§ **STATED EXERCISE**
Say only how many lines contain the word "voltage".

§ **SUPPLIED RECORDS**

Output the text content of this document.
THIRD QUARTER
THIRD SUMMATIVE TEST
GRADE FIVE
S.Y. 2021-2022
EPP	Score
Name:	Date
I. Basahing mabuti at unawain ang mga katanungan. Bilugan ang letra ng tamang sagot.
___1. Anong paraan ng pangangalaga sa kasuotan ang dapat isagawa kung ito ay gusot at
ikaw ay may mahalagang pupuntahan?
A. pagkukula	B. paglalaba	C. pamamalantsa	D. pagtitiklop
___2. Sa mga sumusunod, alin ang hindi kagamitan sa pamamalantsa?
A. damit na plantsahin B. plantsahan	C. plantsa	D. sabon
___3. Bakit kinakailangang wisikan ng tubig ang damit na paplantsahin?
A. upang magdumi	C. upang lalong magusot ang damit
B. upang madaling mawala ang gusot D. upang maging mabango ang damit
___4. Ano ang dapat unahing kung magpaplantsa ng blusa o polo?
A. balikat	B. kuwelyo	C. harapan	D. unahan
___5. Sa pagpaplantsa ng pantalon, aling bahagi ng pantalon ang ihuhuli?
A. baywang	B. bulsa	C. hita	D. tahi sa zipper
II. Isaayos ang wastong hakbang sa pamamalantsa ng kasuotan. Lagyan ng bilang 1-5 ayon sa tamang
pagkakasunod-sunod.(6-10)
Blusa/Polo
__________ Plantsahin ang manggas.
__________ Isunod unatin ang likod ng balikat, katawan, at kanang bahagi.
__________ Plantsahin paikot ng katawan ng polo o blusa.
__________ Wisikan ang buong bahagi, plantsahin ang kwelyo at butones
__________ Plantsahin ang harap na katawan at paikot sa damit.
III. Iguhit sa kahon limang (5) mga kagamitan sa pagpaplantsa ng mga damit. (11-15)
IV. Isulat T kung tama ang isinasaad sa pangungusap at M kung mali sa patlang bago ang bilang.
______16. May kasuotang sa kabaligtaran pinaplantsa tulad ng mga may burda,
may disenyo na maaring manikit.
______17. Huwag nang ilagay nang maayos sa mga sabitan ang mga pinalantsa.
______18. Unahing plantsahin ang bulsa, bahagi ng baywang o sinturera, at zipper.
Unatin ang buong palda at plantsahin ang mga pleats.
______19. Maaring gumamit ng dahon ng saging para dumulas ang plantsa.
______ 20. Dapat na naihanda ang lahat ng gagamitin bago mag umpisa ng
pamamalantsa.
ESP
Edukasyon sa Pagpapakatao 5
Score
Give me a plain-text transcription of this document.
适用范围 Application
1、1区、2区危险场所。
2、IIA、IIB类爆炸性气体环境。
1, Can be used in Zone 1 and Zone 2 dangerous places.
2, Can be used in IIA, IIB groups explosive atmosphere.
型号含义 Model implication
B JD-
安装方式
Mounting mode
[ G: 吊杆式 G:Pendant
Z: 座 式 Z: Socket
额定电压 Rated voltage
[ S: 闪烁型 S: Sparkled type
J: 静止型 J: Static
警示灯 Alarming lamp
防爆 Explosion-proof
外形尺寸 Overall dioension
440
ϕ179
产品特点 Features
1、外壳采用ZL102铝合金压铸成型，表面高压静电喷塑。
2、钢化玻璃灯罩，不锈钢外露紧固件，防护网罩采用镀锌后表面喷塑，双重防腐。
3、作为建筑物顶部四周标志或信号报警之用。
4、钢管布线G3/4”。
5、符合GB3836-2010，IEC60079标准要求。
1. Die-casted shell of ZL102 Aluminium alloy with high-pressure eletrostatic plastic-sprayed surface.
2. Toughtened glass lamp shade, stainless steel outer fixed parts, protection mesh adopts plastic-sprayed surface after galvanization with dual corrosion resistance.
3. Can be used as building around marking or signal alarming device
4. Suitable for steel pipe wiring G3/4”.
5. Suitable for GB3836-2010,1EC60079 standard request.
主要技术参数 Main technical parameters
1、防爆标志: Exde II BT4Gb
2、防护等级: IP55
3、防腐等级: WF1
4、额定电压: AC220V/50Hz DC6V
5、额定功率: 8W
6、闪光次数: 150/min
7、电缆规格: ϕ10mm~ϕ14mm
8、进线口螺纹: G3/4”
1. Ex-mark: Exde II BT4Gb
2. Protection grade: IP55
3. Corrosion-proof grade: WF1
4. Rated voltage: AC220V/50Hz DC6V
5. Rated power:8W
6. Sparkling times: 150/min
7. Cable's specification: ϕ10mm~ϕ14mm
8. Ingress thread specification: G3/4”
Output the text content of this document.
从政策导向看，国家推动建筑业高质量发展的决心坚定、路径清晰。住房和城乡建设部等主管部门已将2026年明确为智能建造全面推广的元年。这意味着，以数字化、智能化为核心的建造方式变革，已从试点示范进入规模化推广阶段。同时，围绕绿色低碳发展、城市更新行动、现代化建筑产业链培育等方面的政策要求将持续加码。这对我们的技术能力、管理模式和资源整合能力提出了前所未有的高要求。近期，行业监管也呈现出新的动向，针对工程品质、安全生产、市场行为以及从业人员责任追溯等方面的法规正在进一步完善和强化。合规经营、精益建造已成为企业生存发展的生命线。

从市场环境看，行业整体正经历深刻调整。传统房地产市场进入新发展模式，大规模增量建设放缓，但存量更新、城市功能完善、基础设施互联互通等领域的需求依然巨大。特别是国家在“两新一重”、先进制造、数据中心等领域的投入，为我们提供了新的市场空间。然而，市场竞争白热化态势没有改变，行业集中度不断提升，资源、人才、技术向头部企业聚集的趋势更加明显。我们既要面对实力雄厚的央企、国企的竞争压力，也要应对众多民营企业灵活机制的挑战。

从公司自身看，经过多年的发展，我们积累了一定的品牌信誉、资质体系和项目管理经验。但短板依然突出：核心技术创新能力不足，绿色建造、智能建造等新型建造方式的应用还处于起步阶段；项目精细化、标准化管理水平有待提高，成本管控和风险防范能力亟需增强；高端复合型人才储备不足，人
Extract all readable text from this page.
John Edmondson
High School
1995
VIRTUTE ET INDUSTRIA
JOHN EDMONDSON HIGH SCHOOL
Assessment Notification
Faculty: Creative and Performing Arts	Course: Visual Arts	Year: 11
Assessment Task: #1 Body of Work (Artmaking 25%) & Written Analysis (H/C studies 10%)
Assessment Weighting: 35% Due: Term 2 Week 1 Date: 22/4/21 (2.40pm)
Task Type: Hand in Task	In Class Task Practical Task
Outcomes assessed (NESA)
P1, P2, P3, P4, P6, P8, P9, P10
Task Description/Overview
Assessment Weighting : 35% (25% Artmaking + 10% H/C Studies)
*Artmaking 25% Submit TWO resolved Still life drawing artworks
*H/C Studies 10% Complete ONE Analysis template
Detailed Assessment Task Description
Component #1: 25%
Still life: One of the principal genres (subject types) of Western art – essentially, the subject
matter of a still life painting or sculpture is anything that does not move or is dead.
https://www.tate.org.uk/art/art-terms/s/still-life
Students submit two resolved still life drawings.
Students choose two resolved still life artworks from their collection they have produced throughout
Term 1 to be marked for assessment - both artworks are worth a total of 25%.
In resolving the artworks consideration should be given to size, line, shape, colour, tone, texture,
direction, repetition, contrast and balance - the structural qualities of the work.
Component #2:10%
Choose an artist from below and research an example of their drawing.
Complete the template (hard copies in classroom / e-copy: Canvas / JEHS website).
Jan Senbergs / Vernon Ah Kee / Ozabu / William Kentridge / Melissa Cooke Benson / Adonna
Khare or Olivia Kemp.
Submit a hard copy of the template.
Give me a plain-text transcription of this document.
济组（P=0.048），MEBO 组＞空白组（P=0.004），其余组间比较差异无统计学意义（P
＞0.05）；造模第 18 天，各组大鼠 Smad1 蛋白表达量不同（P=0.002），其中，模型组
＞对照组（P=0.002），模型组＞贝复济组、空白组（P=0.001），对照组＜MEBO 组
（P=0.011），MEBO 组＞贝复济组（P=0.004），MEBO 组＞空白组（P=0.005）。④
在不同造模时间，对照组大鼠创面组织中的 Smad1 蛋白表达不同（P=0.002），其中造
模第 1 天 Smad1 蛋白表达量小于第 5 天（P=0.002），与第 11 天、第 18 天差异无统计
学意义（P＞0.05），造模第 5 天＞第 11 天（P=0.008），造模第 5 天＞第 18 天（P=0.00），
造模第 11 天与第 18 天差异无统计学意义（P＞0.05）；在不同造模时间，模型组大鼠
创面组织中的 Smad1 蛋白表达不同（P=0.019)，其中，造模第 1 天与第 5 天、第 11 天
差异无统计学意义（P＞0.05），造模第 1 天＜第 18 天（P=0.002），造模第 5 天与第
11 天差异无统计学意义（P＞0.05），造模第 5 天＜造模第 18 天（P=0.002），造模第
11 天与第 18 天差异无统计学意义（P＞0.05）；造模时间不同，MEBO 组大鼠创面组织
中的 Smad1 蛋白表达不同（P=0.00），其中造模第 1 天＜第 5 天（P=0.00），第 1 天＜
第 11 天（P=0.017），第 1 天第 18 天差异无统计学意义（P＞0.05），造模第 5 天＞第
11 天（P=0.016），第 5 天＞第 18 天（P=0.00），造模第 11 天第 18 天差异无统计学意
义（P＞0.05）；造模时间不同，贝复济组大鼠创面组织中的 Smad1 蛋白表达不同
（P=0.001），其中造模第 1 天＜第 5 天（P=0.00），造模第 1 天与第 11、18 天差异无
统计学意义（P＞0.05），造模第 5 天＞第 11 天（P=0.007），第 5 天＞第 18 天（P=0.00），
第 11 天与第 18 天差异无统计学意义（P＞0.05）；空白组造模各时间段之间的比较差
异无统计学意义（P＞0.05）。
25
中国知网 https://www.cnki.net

§ **WRITTEN SOLUTION**
2